● **Exercise requirements**
Keep only those lines of the records that include the string "name".
─── Records shown ───
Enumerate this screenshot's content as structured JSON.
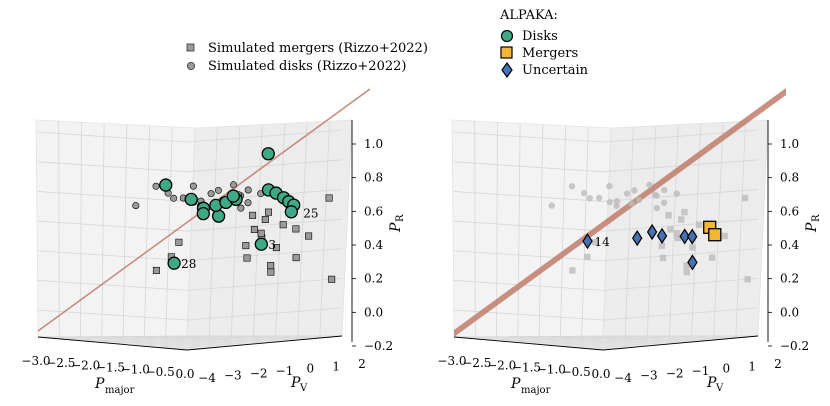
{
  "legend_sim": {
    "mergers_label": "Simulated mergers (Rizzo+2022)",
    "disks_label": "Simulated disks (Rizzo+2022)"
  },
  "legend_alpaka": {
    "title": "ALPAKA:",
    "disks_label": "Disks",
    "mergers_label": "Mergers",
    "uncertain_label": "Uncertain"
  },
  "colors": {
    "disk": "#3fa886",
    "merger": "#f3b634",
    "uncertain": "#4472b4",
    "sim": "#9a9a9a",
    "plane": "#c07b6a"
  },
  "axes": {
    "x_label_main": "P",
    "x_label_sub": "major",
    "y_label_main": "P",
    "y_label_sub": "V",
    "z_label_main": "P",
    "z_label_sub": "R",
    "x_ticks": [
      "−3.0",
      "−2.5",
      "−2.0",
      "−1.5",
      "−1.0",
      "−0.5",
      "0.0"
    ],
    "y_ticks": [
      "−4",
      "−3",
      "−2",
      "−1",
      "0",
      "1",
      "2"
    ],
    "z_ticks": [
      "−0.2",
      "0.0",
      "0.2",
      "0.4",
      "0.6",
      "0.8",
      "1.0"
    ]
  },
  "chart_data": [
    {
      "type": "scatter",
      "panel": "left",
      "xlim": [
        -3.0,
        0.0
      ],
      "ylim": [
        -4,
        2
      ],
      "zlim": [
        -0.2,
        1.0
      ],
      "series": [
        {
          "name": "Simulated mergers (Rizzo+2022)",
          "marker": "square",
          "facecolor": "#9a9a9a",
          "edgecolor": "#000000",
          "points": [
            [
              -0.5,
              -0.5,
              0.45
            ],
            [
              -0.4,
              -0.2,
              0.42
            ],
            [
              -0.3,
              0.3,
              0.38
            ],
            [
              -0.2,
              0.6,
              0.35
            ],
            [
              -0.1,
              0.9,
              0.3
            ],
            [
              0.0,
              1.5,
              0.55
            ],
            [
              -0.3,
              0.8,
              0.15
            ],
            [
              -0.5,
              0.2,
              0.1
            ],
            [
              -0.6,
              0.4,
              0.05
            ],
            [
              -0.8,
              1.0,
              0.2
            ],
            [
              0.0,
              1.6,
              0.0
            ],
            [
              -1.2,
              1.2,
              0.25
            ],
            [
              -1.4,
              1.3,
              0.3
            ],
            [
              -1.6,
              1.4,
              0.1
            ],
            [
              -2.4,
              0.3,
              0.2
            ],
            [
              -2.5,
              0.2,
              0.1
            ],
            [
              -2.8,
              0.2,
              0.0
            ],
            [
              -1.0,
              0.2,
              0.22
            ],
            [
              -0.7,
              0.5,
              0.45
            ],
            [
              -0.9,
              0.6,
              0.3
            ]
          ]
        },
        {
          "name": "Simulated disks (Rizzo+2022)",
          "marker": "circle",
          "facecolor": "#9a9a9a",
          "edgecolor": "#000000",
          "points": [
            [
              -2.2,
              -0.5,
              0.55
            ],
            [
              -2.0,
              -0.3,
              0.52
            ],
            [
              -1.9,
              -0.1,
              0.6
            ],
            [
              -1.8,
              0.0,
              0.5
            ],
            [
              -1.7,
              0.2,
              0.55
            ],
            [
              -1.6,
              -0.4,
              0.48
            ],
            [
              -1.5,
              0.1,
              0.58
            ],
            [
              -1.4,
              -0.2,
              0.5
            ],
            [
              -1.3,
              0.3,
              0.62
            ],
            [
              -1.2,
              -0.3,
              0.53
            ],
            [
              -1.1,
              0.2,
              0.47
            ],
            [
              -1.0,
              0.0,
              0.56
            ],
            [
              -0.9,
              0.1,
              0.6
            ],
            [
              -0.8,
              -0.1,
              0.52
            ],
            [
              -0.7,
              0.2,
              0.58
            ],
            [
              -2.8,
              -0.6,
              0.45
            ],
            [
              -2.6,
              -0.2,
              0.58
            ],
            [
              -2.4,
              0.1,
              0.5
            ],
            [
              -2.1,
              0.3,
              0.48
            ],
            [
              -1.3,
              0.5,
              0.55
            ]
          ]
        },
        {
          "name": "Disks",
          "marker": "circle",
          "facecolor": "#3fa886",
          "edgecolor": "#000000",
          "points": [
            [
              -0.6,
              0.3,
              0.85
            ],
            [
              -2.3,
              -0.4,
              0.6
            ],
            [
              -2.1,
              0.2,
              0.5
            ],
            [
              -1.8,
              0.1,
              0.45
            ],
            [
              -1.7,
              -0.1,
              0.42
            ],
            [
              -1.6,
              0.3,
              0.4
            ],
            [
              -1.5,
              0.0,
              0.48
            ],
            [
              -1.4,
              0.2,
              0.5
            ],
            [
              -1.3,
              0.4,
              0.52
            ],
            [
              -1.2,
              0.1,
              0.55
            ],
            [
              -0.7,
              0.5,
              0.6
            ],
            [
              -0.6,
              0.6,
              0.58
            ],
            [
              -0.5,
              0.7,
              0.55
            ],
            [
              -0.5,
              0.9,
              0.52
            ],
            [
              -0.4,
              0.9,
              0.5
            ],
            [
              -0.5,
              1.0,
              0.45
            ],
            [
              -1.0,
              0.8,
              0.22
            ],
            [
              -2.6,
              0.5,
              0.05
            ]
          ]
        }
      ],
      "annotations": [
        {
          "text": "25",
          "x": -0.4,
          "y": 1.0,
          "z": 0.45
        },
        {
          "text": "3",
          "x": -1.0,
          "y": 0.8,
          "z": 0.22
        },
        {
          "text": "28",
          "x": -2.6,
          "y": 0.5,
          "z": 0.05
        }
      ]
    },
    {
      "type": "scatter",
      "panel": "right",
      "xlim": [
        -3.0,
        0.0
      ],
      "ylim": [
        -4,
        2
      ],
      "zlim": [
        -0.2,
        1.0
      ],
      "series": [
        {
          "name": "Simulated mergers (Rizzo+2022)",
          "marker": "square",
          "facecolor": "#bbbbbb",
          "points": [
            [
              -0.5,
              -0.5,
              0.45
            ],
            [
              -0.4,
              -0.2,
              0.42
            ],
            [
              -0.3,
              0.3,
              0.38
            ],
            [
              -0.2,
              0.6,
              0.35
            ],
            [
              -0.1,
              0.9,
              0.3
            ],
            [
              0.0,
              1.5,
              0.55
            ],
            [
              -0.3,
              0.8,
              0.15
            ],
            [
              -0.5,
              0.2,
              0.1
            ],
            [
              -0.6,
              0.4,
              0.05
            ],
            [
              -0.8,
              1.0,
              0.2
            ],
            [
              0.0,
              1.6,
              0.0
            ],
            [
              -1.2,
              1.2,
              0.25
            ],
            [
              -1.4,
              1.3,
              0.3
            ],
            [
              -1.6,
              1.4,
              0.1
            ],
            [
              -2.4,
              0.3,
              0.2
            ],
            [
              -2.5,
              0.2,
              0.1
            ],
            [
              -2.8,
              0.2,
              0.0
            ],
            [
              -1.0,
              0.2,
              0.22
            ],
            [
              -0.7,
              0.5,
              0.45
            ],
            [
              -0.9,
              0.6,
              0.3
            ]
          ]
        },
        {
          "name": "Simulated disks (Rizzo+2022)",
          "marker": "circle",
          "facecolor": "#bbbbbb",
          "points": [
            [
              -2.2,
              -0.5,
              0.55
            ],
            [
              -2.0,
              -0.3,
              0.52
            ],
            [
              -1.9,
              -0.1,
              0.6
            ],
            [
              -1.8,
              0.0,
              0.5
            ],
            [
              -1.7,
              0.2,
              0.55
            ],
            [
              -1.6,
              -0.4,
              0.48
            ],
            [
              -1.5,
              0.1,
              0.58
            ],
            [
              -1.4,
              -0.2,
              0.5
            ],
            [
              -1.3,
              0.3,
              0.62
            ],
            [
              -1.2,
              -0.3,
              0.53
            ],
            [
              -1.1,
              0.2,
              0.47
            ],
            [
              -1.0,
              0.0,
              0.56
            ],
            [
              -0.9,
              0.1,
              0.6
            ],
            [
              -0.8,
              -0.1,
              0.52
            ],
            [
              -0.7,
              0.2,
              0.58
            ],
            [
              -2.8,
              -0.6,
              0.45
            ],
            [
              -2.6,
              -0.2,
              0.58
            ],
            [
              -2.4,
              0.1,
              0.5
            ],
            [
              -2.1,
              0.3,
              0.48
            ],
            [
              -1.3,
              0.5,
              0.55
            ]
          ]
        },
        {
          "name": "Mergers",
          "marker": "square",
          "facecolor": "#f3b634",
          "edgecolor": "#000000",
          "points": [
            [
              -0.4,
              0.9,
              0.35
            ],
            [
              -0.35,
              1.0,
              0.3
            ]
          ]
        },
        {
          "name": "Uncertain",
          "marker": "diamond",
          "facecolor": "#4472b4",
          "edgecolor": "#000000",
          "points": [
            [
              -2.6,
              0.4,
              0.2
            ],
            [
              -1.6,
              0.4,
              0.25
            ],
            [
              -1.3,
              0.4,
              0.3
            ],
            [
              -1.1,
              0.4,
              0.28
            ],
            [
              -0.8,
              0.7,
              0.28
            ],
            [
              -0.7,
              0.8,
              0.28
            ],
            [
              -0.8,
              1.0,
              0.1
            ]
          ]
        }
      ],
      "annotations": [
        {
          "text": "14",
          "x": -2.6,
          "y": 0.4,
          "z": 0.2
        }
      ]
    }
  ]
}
───
● **Correct result**
          "name": "Simulated mergers (Rizzo+2022)",
          "name": "Simulated disks (Rizzo+2022)",
          "name": "Disks",
          "name": "Simulated mergers (Rizzo+2022)",
          "name": "Simulated disks (Rizzo+2022)",
          "name": "Mergers",
          "name": "Uncertain",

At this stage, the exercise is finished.